Recorded data —
■ ■ ■ ■

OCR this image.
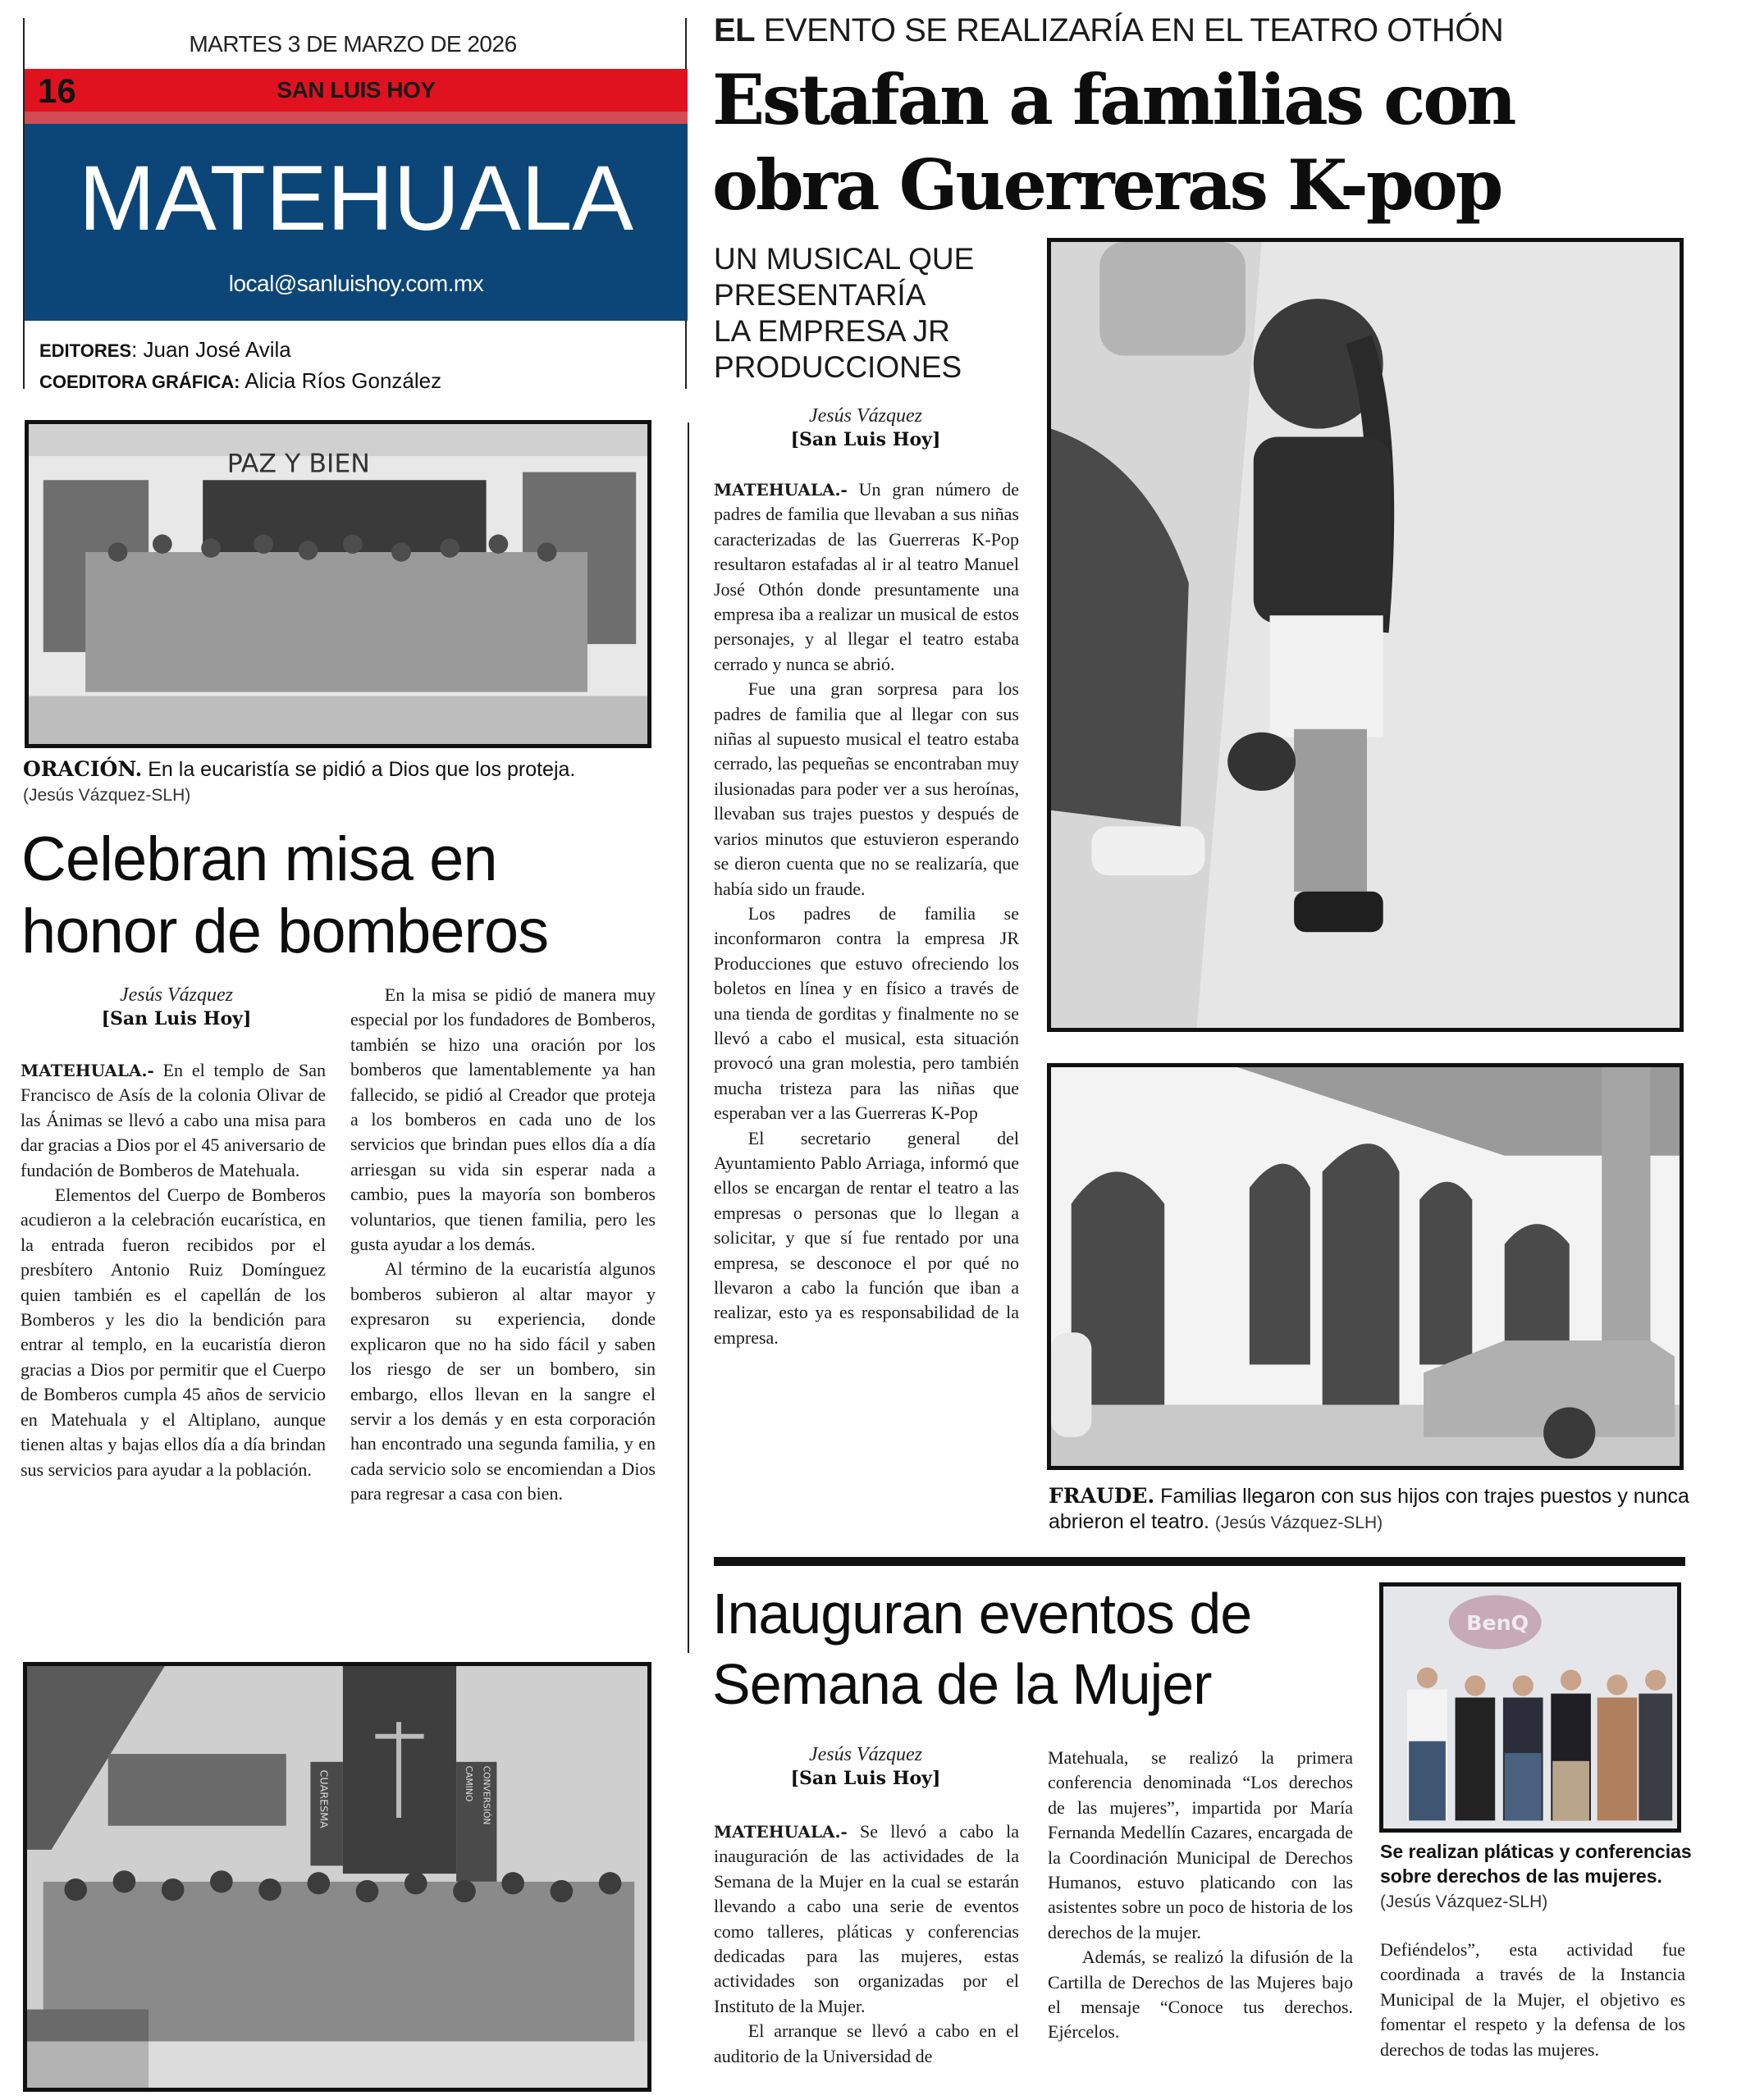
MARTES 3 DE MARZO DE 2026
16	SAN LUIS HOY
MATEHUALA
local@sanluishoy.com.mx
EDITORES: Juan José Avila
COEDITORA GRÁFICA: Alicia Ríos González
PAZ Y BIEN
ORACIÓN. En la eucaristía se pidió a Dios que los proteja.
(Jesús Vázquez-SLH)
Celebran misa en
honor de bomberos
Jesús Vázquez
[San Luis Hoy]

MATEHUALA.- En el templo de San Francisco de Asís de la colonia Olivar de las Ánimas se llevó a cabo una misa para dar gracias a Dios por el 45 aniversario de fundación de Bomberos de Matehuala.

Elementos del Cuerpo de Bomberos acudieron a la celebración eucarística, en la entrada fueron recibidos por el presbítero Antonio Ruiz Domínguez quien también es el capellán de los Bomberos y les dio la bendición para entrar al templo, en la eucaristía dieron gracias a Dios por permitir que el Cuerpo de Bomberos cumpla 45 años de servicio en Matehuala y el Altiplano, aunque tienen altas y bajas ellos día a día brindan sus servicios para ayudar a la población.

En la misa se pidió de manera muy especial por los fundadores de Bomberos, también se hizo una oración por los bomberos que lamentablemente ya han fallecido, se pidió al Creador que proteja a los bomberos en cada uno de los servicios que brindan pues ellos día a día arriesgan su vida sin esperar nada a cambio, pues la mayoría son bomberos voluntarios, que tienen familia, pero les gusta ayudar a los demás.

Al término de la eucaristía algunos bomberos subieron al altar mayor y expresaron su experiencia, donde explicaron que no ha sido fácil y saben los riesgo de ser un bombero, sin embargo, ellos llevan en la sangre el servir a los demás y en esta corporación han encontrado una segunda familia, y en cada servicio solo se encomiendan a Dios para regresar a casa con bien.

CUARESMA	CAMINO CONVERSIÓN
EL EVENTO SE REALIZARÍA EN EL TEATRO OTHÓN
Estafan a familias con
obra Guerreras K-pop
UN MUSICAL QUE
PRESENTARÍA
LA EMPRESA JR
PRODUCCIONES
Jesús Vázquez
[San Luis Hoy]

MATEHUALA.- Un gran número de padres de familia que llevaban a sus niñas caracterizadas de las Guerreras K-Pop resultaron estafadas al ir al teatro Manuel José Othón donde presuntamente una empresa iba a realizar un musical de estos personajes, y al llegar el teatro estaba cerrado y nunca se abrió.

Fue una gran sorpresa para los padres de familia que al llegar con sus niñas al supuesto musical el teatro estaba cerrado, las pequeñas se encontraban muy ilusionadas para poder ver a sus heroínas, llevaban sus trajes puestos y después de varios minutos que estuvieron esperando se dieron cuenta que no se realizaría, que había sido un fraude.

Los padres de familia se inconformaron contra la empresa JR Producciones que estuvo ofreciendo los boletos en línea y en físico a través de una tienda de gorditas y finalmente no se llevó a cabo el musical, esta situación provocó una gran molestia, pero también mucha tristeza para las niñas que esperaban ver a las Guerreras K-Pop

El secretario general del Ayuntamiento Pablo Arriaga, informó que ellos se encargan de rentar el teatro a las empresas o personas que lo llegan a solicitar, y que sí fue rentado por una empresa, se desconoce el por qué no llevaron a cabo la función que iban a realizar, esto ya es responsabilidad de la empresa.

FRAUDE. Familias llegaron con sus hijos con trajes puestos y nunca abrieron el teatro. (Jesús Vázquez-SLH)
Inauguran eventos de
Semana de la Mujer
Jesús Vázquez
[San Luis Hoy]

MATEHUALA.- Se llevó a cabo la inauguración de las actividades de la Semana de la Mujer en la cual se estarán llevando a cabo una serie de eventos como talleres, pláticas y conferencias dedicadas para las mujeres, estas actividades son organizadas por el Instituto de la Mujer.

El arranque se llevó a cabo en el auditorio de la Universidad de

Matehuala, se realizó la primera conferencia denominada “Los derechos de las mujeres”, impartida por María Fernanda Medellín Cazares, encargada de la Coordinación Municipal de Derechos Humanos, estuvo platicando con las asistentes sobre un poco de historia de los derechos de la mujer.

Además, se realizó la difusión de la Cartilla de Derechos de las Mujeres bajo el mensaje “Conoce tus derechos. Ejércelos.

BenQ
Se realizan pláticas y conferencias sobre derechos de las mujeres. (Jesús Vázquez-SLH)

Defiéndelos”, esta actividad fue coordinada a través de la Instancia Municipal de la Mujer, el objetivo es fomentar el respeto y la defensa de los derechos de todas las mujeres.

■ ■ ■ ■

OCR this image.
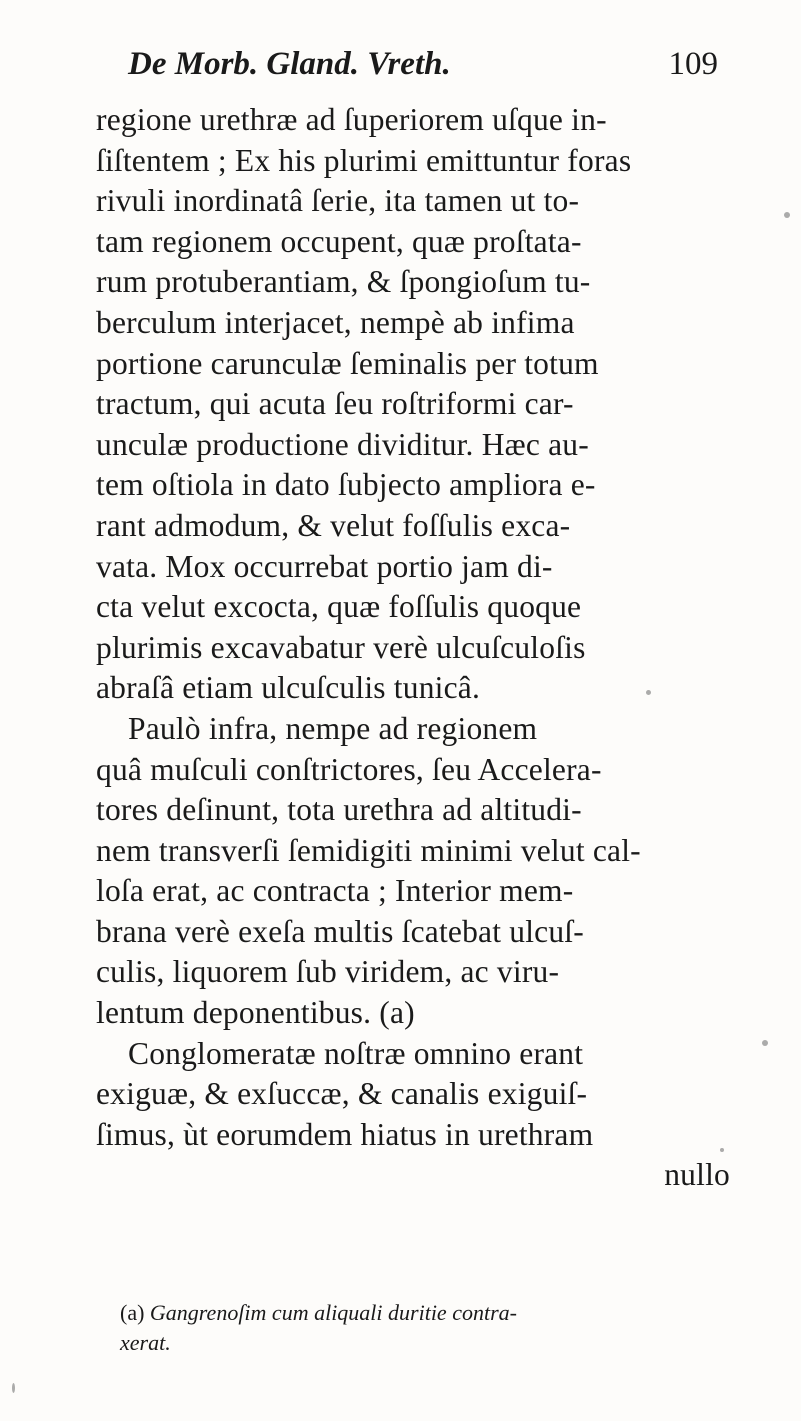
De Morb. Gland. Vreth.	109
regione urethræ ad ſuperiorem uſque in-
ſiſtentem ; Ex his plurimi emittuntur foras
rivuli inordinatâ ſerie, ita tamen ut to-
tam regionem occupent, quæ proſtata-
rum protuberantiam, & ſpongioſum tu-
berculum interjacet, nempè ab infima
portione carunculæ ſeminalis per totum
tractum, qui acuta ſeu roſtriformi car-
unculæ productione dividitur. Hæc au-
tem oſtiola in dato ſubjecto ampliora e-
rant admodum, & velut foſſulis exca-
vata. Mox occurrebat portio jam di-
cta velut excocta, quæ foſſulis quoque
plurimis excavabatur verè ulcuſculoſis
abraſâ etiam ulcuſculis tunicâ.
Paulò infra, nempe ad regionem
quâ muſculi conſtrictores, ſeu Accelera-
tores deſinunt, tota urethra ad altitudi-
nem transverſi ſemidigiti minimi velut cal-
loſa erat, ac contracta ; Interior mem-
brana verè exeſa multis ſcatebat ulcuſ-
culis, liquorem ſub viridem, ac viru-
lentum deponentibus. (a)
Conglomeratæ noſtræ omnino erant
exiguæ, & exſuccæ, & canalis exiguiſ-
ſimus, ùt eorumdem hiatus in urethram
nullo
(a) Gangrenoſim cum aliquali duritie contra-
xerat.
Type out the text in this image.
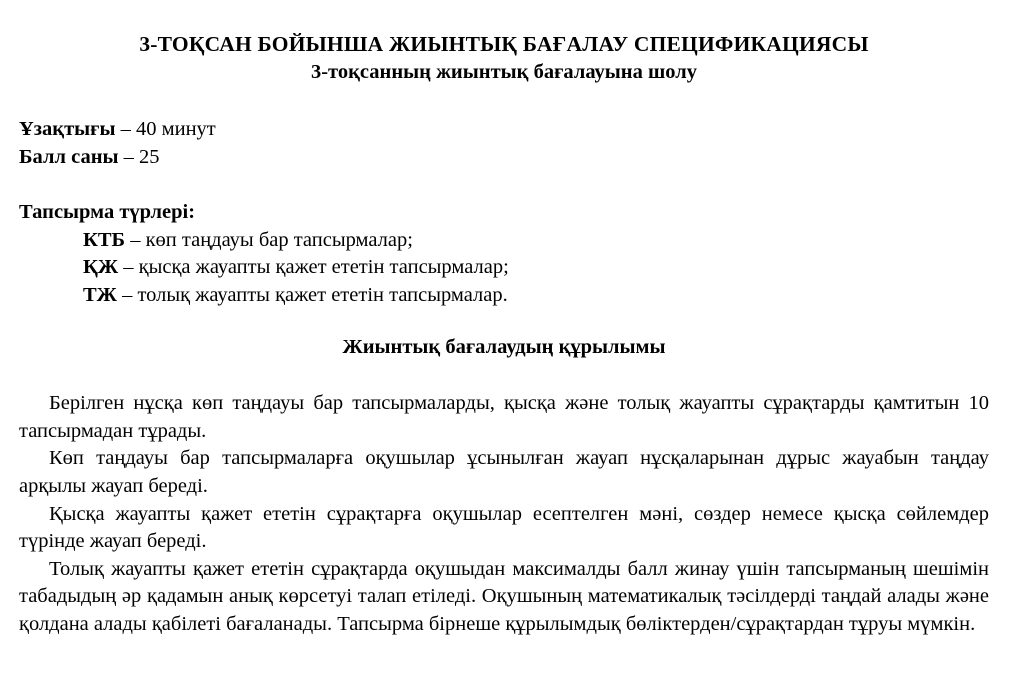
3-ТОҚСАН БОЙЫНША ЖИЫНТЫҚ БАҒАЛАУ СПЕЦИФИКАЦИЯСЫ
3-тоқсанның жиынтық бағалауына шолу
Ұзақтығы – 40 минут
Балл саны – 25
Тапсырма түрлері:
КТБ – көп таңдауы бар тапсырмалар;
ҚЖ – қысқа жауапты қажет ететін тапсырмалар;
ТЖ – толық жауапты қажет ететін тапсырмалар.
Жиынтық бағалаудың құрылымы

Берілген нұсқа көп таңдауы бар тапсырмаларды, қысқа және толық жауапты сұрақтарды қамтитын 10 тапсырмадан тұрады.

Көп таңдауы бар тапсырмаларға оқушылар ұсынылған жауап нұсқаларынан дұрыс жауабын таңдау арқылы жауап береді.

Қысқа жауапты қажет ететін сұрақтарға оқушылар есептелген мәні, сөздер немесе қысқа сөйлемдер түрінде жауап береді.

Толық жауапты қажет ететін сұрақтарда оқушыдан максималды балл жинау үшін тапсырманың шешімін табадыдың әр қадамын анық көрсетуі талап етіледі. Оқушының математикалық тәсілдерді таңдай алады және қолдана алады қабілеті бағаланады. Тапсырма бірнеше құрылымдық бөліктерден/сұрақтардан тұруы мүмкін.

■ ■ ■ ■

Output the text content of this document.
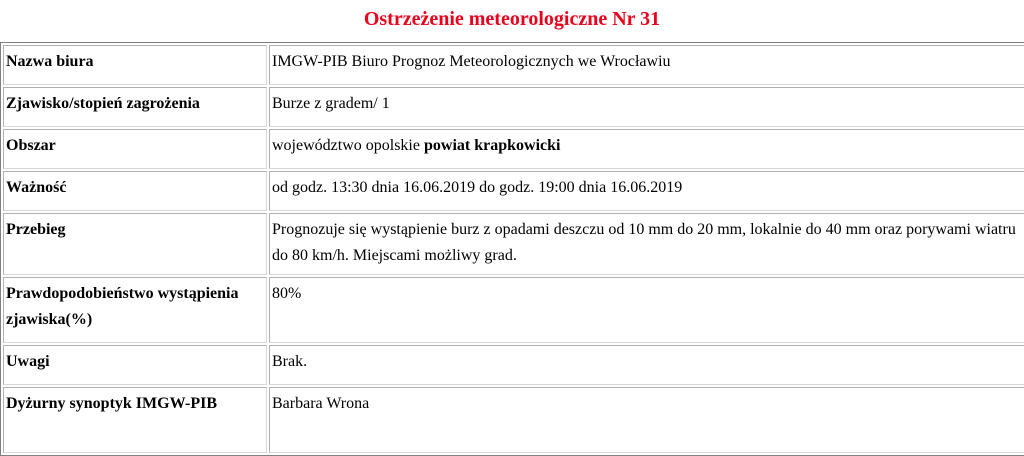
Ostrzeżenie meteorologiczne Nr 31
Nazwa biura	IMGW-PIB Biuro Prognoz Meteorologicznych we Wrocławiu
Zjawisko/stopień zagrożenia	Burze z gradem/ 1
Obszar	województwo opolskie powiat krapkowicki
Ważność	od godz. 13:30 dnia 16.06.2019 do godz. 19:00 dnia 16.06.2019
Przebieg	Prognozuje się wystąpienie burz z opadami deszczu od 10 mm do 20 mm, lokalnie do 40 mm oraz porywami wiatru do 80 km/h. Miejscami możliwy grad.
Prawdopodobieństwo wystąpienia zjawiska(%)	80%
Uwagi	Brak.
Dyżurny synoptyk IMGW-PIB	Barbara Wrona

■ ■ ■ ■

Work required —
Scan the records above for the string "оқушылар", then select every line that holds it.

Correct output —
Көп таңдауы бар тапсырмаларға оқушылар ұсынылған жауап нұсқаларынан дұрыс жауабын таңдау арқылы жауап береді.
Қысқа жауапты қажет ететін сұрақтарға оқушылар есептелген мәні, сөздер немесе қысқа сөйлемдер түрінде жауап береді.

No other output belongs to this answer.